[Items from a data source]

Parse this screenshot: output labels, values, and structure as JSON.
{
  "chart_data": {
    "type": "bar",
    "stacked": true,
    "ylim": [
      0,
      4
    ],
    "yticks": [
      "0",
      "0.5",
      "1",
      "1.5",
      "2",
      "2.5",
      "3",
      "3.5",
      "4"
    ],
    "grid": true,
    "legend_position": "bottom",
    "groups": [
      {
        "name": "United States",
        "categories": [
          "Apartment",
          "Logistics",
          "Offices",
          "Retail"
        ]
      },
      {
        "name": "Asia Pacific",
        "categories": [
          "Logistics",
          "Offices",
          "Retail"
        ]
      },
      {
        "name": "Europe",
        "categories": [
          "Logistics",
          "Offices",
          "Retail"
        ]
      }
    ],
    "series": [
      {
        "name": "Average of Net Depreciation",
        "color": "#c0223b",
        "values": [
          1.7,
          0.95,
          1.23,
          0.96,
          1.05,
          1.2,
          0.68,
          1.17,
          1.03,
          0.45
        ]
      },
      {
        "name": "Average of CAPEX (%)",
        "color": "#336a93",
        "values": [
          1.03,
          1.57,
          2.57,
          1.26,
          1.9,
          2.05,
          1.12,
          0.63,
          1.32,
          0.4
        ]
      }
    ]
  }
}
==
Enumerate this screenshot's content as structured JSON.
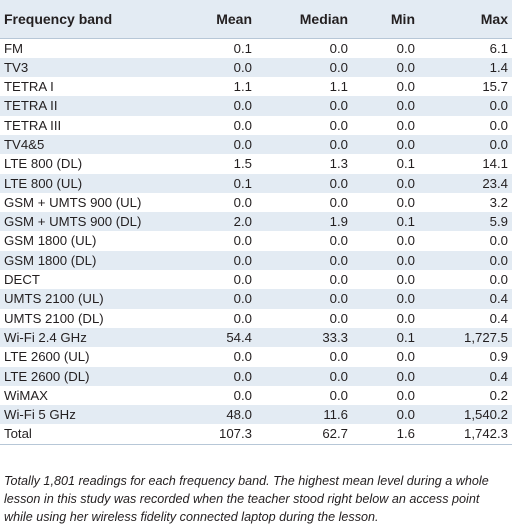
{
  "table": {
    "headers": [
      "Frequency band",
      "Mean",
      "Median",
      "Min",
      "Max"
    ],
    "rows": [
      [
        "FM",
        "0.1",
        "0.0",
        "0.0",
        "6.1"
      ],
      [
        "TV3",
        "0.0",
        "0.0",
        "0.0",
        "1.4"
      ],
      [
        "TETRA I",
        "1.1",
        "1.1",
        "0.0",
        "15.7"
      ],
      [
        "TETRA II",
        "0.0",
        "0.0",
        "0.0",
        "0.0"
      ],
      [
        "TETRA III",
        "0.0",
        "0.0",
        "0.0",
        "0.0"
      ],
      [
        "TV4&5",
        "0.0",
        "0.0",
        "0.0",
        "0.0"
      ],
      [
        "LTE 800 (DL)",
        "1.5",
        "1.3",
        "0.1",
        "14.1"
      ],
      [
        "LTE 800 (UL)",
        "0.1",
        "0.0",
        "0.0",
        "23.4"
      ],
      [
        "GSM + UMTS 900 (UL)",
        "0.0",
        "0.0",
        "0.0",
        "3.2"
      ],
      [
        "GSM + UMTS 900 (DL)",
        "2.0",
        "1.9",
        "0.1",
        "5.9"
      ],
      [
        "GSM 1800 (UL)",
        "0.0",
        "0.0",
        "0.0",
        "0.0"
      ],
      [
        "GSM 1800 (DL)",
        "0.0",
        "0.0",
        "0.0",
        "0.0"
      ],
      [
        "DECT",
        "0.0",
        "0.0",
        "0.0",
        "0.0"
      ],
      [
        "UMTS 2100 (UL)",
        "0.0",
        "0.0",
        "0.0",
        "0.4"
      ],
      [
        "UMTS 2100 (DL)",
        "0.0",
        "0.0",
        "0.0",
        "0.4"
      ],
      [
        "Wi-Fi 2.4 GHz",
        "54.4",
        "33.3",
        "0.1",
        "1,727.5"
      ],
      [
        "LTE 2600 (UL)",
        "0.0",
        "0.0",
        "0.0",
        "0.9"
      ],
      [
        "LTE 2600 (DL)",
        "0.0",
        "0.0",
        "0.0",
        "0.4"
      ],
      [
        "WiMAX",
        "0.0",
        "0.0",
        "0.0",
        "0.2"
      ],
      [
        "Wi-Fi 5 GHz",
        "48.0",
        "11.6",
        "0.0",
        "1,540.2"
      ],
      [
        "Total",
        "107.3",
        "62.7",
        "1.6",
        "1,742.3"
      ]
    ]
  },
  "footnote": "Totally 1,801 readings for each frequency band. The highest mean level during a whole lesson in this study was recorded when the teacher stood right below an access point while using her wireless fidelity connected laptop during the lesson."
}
==
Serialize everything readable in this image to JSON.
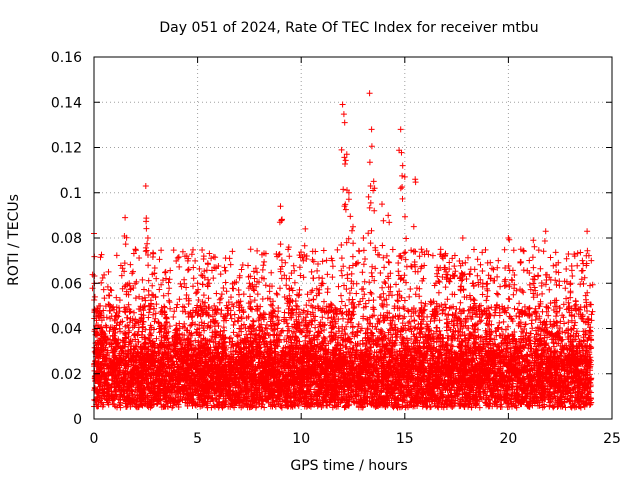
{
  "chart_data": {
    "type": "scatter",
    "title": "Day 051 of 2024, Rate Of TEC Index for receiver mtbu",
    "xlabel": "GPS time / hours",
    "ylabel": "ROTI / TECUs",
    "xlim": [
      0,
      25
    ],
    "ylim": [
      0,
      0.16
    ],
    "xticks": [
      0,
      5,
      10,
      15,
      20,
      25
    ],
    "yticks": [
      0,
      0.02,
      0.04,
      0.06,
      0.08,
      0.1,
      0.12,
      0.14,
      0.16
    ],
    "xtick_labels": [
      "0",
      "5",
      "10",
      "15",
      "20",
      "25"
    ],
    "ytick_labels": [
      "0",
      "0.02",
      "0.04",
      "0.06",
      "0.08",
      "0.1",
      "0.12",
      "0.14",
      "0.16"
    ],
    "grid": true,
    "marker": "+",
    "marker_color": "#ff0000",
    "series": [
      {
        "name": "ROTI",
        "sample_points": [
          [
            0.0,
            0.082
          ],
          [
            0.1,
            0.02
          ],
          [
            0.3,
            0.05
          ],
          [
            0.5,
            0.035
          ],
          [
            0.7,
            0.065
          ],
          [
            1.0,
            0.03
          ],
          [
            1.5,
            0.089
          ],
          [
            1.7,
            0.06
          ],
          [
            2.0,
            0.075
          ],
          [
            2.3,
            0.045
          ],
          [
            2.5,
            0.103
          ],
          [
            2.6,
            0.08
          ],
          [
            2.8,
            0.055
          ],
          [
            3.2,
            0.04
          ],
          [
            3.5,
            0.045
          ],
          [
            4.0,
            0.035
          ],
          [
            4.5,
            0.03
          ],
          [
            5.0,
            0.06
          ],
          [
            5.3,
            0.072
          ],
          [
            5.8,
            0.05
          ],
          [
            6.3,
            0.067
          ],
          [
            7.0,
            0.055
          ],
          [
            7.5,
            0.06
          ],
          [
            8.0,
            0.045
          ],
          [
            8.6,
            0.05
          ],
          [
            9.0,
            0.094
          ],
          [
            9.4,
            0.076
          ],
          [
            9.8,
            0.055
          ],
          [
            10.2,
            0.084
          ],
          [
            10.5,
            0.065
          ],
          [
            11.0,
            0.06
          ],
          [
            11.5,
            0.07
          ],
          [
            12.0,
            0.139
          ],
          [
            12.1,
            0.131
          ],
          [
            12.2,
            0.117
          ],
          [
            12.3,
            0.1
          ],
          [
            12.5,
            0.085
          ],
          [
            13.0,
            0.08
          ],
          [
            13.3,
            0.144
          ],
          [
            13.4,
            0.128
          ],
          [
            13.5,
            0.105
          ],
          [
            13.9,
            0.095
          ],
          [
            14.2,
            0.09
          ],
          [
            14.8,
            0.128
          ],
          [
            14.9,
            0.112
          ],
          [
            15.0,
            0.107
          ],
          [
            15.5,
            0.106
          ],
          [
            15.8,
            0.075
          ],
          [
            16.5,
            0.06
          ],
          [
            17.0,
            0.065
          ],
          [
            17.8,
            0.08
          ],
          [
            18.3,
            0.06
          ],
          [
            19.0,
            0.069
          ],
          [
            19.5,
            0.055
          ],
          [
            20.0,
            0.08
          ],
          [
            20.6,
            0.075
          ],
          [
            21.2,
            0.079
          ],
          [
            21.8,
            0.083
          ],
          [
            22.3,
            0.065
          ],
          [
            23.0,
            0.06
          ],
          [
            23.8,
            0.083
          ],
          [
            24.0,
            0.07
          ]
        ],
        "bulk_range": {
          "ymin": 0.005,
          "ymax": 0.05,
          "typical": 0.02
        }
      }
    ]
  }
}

[Exercise description] Single out each line of the records above with the string "name" in it, and copy it.

[Solution for this problem]
        "name": "United States",
        "name": "Asia Pacific",
        "name": "Europe",
        "name": "Average of Net Depreciation",
        "name": "Average of CAPEX (%)",
        "name": "ROTI",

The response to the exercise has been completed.